All entries must be extracted exactly, with nothing added or dropped.

◇ ◇ ◇ ◇ ◇

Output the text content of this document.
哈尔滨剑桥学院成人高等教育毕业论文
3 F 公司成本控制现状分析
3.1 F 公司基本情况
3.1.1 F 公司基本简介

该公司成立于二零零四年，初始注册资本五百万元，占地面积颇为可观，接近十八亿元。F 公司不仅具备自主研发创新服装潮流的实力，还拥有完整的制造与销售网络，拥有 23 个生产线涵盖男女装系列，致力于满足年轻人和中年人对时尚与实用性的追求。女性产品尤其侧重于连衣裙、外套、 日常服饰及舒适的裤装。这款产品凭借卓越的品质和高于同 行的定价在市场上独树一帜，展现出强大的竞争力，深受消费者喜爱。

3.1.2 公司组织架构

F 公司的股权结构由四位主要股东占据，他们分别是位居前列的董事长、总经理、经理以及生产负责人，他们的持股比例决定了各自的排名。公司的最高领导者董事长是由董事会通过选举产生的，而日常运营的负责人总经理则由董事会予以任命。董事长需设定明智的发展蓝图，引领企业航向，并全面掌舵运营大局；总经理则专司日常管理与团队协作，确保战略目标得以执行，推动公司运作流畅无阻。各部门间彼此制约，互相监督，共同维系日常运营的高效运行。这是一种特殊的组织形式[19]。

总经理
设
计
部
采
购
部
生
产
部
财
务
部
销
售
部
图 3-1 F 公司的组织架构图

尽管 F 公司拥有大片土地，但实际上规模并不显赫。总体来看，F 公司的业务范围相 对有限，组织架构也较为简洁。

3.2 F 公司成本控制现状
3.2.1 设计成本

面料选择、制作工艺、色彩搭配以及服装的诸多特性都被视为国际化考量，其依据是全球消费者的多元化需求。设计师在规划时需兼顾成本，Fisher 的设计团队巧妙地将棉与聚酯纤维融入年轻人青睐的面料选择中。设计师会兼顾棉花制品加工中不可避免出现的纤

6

◇ ◇ ◇ ◇ ◇

* Solution to this problem:
Output the text content of this document.
哈尔滨剑桥学院成人高等教育毕业论文
3 F 公司成本控制现状分析
3.1 F 公司基本情况
3.1.1 F 公司基本简介

该公司成立于二零零四年，初始注册资本五百万元，占地面积颇为可观，接近十八亿元。F 公司不仅具备自主研发创新服装潮流的实力，还拥有完整的制造与销售网络，拥有 23 个生产线涵盖男女装系列，致力于满足年轻人和中年人对时尚与实用性的追求。女性产品尤其侧重于连衣裙、外套、 日常服饰及舒适的裤装。这款产品凭借卓越的品质和高于同 行的定价在市场上独树一帜，展现出强大的竞争力，深受消费者喜爱。

3.1.2 公司组织架构

F 公司的股权结构由四位主要股东占据，他们分别是位居前列的董事长、总经理、经理以及生产负责人，他们的持股比例决定了各自的排名。公司的最高领导者董事长是由董事会通过选举产生的，而日常运营的负责人总经理则由董事会予以任命。董事长需设定明智的发展蓝图，引领企业航向，并全面掌舵运营大局；总经理则专司日常管理与团队协作，确保战略目标得以执行，推动公司运作流畅无阻。各部门间彼此制约，互相监督，共同维系日常运营的高效运行。这是一种特殊的组织形式[19]。

总经理
设
计
部
采
购
部
生
产
部
财
务
部
销
售
部
图 3-1 F 公司的组织架构图

尽管 F 公司拥有大片土地，但实际上规模并不显赫。总体来看，F 公司的业务范围相 对有限，组织架构也较为简洁。

3.2 F 公司成本控制现状
3.2.1 设计成本

面料选择、制作工艺、色彩搭配以及服装的诸多特性都被视为国际化考量，其依据是全球消费者的多元化需求。设计师在规划时需兼顾成本，Fisher 的设计团队巧妙地将棉与聚酯纤维融入年轻人青睐的面料选择中。设计师会兼顾棉花制品加工中不可避免出现的纤

6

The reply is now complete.